--- start of Task input ---

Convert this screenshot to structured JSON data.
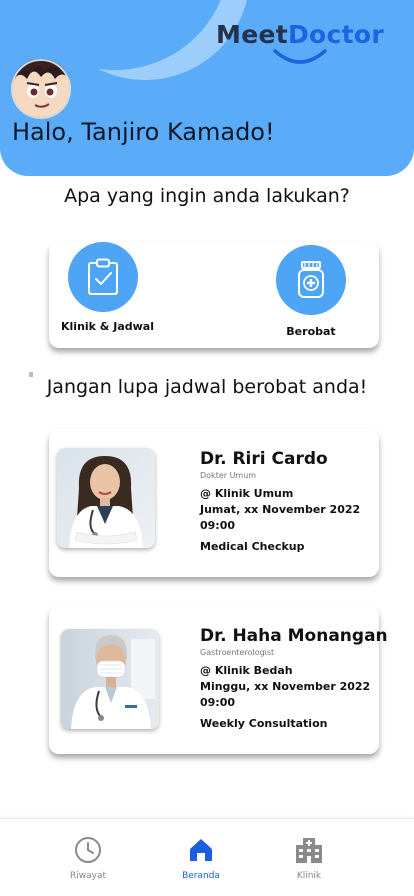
{
  "brand": {
    "part1": "Meet",
    "part2": "Doctor"
  },
  "header": {
    "greeting": "Halo, Tanjiro Kamado!"
  },
  "question": "Apa yang ingin anda lakukan?",
  "actions": [
    {
      "label": "Klinik & Jadwal",
      "icon": "clipboard-check-icon"
    },
    {
      "label": "Berobat",
      "icon": "medicine-bottle-icon"
    }
  ],
  "reminder": "Jangan lupa jadwal berobat anda!",
  "appointments": [
    {
      "doctor": "Dr. Riri Cardo",
      "specialty": "Dokter Umum",
      "clinic": "@ Klinik Umum",
      "date": "Jumat, xx November 2022",
      "time": "09:00",
      "note": "Medical Checkup"
    },
    {
      "doctor": "Dr. Haha Monangan",
      "specialty": "Gastroenterologist",
      "clinic": "@ Klinik Bedah",
      "date": "Minggu, xx November 2022",
      "time": "09:00",
      "note": "Weekly Consultation"
    }
  ],
  "nav": [
    {
      "label": "Riwayat",
      "icon": "clock-icon",
      "active": false
    },
    {
      "label": "Beranda",
      "icon": "home-icon",
      "active": true
    },
    {
      "label": "Klinik",
      "icon": "hospital-icon",
      "active": false
    }
  ],
  "colors": {
    "header": "#5aabf8",
    "accent_circle": "#4ea4f5",
    "brand_dark": "#24324d",
    "brand_blue": "#1f63e0",
    "nav_active": "#1b5fe0"
  }
}
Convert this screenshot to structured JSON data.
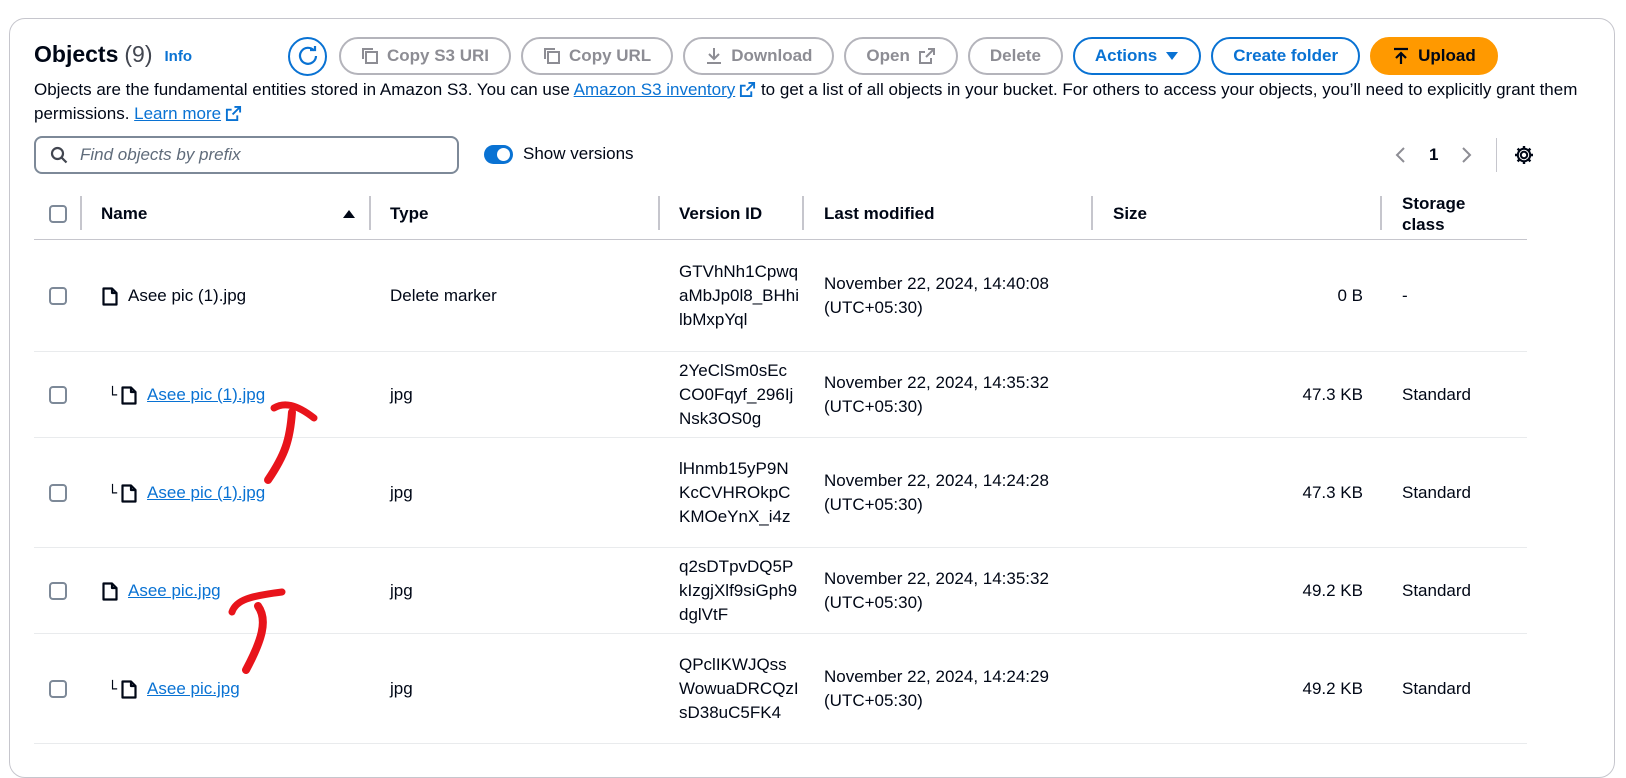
{
  "header": {
    "title": "Objects",
    "count": "(9)",
    "info": "Info"
  },
  "toolbar": {
    "copy_s3_uri": "Copy S3 URI",
    "copy_url": "Copy URL",
    "download": "Download",
    "open": "Open",
    "delete": "Delete",
    "actions": "Actions",
    "create_folder": "Create folder",
    "upload": "Upload"
  },
  "description": {
    "text1": "Objects are the fundamental entities stored in Amazon S3. You can use ",
    "link1": "Amazon S3 inventory",
    "text2": " to get a list of all objects in your bucket. For others to access your objects, you’ll need to explicitly grant them permissions. ",
    "link2": "Learn more"
  },
  "search": {
    "placeholder": "Find objects by prefix"
  },
  "show_versions": {
    "label": "Show versions",
    "enabled": true
  },
  "pagination": {
    "current_page": "1"
  },
  "table": {
    "columns": {
      "name": "Name",
      "type": "Type",
      "version_id": "Version ID",
      "last_modified": "Last modified",
      "size": "Size",
      "storage_class": "Storage class"
    },
    "rows": [
      {
        "name": "Asee pic (1).jpg",
        "is_version": false,
        "is_link": false,
        "type": "Delete marker",
        "version_id": "GTVhNh1CpwqaMbJp0l8_BHhilbMxpYql",
        "last_modified": "November 22, 2024, 14:40:08 (UTC+05:30)",
        "size": "0 B",
        "storage_class": "-"
      },
      {
        "name": "Asee pic (1).jpg",
        "is_version": true,
        "is_link": true,
        "type": "jpg",
        "version_id": "2YeClSm0sEcCO0Fqyf_296IjNsk3OS0g",
        "last_modified": "November 22, 2024, 14:35:32 (UTC+05:30)",
        "size": "47.3 KB",
        "storage_class": "Standard"
      },
      {
        "name": "Asee pic (1).jpg",
        "is_version": true,
        "is_link": true,
        "type": "jpg",
        "version_id": "lHnmb15yP9NKcCVHROkpCKMOeYnX_i4z",
        "last_modified": "November 22, 2024, 14:24:28 (UTC+05:30)",
        "size": "47.3 KB",
        "storage_class": "Standard"
      },
      {
        "name": "Asee pic.jpg",
        "is_version": false,
        "is_link": true,
        "type": "jpg",
        "version_id": "q2sDTpvDQ5PkIzgjXlf9siGph9dglVtF",
        "last_modified": "November 22, 2024, 14:35:32 (UTC+05:30)",
        "size": "49.2 KB",
        "storage_class": "Standard"
      },
      {
        "name": "Asee pic.jpg",
        "is_version": true,
        "is_link": true,
        "type": "jpg",
        "version_id": "QPclIKWJQssWowuaDRCQzIsD38uC5FK4",
        "last_modified": "November 22, 2024, 14:24:29 (UTC+05:30)",
        "size": "49.2 KB",
        "storage_class": "Standard"
      }
    ]
  },
  "colors": {
    "accent": "#0972d3",
    "upload": "#ff9900",
    "annotation": "#e8141b"
  },
  "icons": {
    "refresh": "refresh-icon",
    "copy": "copy-icon",
    "download": "download-icon",
    "external": "external-link-icon",
    "caret": "caret-down-icon",
    "upload": "upload-icon",
    "search": "search-icon",
    "file": "file-icon",
    "settings": "gear-icon"
  }
}
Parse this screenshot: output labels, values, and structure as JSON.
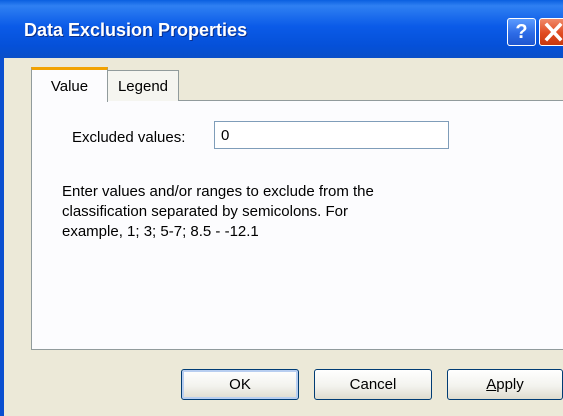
{
  "window": {
    "title": "Data Exclusion Properties",
    "help_glyph": "?",
    "close_icon": "close-icon"
  },
  "tabs": [
    {
      "label": "Value",
      "selected": true
    },
    {
      "label": "Legend",
      "selected": false
    }
  ],
  "value_tab": {
    "excluded_label": "Excluded values:",
    "excluded_value": "0",
    "help_text_lines": [
      "Enter values and/or ranges to exclude from the",
      "classification separated by semicolons. For",
      "example, 1; 3; 5-7; 8.5 - -12.1"
    ]
  },
  "buttons": {
    "ok": "OK",
    "cancel": "Cancel",
    "apply_mnemonic": "A",
    "apply_rest": "pply"
  },
  "colors": {
    "titlebar": "#0B5BE8",
    "dialog_bg": "#ECE9D8",
    "active_tab_accent": "#F2A200",
    "close_red": "#E04A20"
  }
}
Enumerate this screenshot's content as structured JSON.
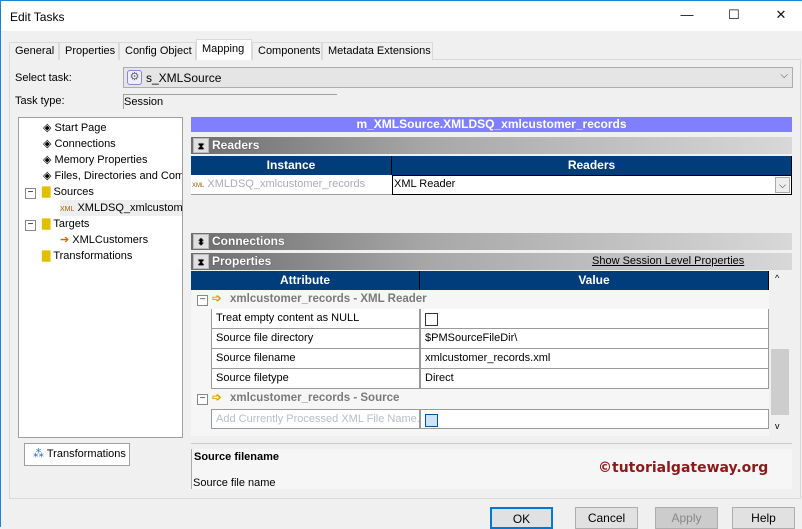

--- end of Task input ---

• **Task**: Without the pictures, repeat exactly the lines running from the line containing "Parse this screenshot: output" through the end of the data, both ends included.

• **Result**:
Parse this screenshot: output labels, values, and structure as JSON.
{
  "window": {
    "title": "Data Exclusion Properties",
    "help_glyph": "?",
    "close_icon": "close-icon"
  },
  "tabs": [
    {
      "label": "Value",
      "selected": true
    },
    {
      "label": "Legend",
      "selected": false
    }
  ],
  "value_tab": {
    "excluded_label": "Excluded values:",
    "excluded_value": "0",
    "help_text_lines": [
      "Enter values and/or ranges to exclude from the",
      "classification separated by semicolons. For",
      "example, 1; 3; 5-7; 8.5 - -12.1"
    ]
  },
  "buttons": {
    "ok": "OK",
    "cancel": "Cancel",
    "apply_mnemonic": "A",
    "apply_rest": "pply"
  },
  "colors": {
    "titlebar": "#0B5BE8",
    "dialog_bg": "#ECE9D8",
    "active_tab_accent": "#F2A200",
    "close_red": "#E04A20"
  }
}
Enumerate this screenshot's content as structured JSON.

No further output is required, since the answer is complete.